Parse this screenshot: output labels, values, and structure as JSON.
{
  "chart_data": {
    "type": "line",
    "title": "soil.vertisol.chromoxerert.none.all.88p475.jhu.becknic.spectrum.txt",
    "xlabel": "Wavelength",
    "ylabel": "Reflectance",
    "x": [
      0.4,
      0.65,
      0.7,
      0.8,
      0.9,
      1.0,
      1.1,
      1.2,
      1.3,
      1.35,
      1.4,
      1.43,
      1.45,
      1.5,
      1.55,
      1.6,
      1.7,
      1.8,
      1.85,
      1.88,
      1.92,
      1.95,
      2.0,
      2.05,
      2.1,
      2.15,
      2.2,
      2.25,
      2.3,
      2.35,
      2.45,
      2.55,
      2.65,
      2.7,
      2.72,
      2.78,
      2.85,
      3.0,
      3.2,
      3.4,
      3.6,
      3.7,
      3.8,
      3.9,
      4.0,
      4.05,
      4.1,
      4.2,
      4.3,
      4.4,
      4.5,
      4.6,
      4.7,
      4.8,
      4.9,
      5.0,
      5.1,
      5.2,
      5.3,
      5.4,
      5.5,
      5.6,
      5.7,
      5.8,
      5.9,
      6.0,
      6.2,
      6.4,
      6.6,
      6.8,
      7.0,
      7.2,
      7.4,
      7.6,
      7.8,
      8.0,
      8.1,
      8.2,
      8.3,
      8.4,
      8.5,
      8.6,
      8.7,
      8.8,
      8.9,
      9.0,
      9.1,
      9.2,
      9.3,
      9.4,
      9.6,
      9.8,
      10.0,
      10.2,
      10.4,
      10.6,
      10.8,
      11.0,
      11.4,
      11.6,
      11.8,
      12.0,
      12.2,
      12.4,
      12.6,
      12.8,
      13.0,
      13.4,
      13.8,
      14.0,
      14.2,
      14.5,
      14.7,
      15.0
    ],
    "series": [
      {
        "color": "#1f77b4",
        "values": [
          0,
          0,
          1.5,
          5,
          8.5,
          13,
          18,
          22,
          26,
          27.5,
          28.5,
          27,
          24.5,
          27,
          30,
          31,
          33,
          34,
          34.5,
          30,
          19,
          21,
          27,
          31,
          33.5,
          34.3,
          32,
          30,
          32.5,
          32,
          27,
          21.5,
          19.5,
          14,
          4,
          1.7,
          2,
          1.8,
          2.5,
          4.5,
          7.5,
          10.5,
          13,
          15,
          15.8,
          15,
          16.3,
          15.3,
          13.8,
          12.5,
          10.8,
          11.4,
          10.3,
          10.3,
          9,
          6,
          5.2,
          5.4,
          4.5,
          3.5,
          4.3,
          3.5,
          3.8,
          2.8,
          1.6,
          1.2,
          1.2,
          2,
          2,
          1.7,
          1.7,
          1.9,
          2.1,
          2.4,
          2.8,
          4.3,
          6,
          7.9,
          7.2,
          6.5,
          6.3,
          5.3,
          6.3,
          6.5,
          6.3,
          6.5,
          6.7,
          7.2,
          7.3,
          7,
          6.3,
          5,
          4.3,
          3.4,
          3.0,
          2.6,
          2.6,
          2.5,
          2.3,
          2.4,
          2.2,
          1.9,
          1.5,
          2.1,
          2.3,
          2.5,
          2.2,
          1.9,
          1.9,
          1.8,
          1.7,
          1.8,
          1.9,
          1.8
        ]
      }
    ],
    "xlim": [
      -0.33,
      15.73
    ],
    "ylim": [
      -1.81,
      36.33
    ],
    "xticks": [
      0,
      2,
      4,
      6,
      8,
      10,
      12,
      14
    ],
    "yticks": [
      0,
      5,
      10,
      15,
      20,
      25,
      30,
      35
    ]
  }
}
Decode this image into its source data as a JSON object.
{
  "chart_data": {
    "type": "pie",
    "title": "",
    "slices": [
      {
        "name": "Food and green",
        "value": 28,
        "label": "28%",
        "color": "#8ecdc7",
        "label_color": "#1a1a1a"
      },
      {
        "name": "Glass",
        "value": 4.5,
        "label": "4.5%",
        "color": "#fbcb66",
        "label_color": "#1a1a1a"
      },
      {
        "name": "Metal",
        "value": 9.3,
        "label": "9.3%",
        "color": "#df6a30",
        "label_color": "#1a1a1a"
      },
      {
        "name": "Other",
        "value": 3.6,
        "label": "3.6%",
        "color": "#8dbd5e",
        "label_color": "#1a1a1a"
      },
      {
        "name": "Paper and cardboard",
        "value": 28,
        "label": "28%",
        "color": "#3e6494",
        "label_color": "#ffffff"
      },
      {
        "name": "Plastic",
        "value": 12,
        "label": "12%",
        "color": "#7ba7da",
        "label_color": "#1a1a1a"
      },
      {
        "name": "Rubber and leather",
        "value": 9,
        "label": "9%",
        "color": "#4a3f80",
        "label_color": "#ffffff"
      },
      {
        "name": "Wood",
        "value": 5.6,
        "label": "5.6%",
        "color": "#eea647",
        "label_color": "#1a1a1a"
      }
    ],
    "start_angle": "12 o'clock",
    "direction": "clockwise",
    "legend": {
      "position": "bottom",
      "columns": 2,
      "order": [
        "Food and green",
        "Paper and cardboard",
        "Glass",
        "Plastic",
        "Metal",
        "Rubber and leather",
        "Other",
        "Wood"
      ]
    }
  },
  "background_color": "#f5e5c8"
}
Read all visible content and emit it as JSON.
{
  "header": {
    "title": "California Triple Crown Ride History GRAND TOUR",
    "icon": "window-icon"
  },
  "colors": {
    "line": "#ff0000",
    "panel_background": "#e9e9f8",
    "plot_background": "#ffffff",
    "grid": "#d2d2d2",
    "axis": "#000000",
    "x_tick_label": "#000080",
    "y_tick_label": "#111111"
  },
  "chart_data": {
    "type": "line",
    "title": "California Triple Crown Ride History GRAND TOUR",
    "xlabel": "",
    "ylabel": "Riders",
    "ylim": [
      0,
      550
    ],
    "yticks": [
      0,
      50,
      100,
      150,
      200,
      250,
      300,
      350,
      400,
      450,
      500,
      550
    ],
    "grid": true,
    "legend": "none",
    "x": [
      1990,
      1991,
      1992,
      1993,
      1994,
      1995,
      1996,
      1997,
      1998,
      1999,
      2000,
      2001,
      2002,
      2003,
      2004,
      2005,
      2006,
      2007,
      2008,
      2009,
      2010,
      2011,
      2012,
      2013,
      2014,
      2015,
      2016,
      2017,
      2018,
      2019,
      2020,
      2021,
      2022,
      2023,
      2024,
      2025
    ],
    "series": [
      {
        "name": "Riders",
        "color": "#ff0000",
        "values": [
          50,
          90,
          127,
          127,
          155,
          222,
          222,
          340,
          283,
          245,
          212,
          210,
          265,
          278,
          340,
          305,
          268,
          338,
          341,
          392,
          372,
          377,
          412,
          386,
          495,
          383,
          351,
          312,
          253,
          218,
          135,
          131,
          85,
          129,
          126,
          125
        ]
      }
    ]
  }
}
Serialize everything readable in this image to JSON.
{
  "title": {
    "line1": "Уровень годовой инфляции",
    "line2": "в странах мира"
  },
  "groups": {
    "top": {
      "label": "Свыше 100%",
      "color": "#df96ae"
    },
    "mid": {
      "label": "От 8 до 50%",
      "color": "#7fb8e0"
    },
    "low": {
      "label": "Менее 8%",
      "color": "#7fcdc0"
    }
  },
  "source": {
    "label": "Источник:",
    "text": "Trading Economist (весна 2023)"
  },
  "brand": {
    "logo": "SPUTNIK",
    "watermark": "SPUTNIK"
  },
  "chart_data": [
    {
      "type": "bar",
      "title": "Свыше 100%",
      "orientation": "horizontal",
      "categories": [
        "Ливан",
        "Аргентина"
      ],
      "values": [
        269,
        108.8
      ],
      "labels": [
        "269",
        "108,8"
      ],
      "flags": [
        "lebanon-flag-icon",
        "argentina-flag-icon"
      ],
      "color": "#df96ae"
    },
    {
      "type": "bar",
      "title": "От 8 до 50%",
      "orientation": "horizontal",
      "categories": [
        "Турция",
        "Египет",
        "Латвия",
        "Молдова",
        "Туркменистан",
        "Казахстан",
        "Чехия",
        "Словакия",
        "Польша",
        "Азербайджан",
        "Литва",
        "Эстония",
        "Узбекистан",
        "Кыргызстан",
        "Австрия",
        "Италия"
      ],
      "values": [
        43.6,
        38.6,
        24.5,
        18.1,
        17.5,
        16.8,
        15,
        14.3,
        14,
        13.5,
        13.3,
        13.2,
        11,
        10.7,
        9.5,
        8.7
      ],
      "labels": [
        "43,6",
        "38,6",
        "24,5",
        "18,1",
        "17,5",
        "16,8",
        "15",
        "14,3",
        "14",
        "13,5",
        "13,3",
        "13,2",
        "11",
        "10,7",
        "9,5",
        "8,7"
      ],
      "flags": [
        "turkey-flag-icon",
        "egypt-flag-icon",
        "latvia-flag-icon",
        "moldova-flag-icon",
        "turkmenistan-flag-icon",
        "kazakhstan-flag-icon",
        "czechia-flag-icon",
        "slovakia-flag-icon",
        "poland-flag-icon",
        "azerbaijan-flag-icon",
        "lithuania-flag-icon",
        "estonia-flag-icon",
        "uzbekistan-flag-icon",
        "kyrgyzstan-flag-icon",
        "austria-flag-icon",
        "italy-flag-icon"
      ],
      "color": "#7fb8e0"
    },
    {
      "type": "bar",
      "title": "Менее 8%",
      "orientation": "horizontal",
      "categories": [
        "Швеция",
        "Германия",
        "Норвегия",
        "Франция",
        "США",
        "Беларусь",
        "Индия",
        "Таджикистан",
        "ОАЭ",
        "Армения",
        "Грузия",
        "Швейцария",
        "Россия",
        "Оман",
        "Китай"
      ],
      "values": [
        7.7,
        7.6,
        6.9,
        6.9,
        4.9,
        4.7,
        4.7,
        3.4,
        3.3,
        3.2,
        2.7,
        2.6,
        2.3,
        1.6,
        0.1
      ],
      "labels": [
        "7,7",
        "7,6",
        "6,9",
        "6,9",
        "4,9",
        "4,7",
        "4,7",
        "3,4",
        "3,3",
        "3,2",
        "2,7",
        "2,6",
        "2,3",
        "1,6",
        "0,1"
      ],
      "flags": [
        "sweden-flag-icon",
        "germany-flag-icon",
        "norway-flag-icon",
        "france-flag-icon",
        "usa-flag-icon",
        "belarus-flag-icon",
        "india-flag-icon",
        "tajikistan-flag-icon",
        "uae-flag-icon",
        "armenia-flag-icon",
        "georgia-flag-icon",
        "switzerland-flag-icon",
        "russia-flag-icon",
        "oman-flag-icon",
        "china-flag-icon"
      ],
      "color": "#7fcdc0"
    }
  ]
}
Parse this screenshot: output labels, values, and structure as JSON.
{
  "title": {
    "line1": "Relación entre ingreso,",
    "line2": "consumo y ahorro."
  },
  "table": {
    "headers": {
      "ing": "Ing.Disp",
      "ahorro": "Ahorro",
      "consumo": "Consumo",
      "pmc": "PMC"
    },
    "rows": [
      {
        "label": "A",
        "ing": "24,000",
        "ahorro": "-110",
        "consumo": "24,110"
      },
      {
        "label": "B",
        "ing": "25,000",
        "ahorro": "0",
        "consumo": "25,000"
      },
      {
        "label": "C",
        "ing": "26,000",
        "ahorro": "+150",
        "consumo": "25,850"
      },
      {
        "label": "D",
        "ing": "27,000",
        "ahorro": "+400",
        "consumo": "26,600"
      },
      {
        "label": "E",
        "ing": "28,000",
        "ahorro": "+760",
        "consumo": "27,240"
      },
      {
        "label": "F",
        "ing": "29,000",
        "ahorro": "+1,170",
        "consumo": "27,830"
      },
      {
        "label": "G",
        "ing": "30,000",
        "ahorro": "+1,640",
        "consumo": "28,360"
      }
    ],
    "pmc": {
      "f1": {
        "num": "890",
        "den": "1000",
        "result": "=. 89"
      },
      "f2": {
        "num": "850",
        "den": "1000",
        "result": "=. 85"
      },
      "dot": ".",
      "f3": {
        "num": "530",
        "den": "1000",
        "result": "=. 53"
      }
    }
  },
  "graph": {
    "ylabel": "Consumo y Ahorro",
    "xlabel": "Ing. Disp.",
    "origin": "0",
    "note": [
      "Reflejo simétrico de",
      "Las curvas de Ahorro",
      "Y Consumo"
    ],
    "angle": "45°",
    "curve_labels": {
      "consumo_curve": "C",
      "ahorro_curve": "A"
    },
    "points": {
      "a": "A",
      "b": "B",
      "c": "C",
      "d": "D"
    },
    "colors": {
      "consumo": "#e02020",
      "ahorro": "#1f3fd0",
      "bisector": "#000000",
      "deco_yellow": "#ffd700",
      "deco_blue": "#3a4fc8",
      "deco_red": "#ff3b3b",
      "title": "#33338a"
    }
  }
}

::::::::::

What you will do ▸ Determine how many lines of the data contain the word "name", and reply with that number only.

Output below ▸ 9